Using the data below, tally the lines that include the string "Taxe". Only the number is wanted.
------------------------------
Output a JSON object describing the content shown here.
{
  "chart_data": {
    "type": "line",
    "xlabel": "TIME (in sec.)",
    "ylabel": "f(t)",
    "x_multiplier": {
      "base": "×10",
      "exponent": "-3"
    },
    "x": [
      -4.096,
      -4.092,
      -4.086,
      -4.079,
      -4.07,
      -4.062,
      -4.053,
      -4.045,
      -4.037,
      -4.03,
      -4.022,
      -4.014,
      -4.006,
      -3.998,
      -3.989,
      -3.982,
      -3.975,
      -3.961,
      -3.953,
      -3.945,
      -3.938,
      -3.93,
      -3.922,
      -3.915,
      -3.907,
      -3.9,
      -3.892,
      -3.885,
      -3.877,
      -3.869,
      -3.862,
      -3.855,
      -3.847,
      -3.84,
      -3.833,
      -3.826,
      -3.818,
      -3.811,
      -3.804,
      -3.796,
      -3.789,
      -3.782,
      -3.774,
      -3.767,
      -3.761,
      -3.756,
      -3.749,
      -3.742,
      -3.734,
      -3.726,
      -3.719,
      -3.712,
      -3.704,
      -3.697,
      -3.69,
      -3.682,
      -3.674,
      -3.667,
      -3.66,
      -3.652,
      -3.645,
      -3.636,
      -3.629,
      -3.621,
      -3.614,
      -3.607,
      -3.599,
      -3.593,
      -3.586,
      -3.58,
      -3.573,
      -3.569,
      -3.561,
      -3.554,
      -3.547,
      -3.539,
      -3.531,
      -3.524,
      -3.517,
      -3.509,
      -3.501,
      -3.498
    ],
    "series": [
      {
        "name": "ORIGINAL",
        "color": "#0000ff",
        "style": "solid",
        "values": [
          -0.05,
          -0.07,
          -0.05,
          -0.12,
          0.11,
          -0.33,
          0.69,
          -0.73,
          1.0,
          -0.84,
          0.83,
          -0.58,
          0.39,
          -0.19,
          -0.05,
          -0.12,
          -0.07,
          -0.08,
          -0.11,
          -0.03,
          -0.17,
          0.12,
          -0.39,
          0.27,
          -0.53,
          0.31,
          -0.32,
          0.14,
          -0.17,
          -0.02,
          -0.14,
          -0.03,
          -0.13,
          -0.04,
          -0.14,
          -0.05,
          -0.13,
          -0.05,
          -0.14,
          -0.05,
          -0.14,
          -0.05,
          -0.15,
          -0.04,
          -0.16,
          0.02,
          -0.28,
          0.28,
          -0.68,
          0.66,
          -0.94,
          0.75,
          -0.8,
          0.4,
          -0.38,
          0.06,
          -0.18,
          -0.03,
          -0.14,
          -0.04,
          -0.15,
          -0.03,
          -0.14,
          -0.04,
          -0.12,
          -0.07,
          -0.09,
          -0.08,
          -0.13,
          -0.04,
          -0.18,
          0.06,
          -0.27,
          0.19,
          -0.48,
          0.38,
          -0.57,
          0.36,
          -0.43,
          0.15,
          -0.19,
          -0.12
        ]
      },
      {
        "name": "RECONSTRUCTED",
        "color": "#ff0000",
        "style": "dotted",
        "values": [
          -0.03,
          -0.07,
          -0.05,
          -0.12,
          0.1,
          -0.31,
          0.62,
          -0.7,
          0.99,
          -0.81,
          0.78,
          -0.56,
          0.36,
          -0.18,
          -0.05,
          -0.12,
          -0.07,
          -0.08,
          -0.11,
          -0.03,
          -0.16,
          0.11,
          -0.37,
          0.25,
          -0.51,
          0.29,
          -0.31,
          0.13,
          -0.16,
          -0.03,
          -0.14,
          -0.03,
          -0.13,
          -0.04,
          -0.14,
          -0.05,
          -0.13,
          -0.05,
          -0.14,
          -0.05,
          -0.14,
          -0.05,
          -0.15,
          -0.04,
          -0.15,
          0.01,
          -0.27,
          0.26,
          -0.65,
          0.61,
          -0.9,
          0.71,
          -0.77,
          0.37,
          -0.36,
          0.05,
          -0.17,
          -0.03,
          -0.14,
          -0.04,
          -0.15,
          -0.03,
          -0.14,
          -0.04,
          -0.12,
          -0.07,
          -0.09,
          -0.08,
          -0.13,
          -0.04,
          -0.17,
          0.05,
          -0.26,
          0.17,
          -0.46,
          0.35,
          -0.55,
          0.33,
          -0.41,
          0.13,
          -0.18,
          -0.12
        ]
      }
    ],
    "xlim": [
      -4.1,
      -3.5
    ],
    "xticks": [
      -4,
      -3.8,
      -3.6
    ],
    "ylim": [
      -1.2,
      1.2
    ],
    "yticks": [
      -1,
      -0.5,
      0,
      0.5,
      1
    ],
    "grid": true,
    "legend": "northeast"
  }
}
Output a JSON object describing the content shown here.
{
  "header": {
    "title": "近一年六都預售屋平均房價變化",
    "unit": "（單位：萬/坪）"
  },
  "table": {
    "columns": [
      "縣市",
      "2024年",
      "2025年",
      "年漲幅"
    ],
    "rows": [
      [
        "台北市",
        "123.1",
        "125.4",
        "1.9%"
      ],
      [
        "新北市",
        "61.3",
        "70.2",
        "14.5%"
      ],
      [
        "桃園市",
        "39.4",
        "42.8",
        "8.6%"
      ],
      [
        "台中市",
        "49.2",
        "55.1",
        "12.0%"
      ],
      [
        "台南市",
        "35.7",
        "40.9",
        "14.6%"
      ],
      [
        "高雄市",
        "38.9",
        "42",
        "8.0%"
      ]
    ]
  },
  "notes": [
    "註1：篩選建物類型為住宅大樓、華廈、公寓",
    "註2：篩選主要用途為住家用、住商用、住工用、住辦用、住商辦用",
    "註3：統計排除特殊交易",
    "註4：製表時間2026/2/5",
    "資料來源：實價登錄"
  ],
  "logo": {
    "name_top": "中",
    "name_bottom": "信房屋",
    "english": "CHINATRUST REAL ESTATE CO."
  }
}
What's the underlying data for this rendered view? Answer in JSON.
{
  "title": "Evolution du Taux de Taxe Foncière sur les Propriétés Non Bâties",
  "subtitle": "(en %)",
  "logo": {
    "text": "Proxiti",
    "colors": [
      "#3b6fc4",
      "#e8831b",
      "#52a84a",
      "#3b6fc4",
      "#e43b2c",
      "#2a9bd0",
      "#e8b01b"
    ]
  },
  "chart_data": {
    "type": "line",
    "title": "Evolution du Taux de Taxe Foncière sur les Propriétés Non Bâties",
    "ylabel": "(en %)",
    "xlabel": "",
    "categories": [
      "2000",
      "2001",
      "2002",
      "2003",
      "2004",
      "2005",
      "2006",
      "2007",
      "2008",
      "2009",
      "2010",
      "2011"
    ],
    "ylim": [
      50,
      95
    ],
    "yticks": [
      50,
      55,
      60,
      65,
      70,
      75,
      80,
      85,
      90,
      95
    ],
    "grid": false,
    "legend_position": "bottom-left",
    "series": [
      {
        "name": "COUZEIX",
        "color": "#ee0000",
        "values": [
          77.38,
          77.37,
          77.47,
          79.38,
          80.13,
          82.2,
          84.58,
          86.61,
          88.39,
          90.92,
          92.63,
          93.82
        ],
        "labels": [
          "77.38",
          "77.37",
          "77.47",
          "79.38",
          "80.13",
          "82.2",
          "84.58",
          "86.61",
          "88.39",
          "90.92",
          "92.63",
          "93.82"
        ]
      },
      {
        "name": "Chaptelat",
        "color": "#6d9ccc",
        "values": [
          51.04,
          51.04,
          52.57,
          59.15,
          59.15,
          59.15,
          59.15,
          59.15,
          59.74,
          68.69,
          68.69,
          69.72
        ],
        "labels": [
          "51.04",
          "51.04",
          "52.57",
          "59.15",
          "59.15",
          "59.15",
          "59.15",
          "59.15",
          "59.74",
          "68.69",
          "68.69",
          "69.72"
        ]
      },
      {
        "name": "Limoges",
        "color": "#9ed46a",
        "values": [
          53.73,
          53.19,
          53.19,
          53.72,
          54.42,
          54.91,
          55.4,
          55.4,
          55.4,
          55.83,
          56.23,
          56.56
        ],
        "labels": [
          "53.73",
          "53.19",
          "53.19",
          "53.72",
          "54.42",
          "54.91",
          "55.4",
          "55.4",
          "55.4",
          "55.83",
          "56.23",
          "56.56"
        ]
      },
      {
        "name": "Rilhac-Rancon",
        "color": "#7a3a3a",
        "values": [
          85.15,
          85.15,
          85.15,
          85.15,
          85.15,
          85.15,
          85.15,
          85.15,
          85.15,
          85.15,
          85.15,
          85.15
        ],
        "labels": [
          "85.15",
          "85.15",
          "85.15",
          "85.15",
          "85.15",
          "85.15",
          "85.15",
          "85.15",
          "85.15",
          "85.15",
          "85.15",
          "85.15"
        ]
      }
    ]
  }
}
------------------------------
▶ **Exercise solution**
2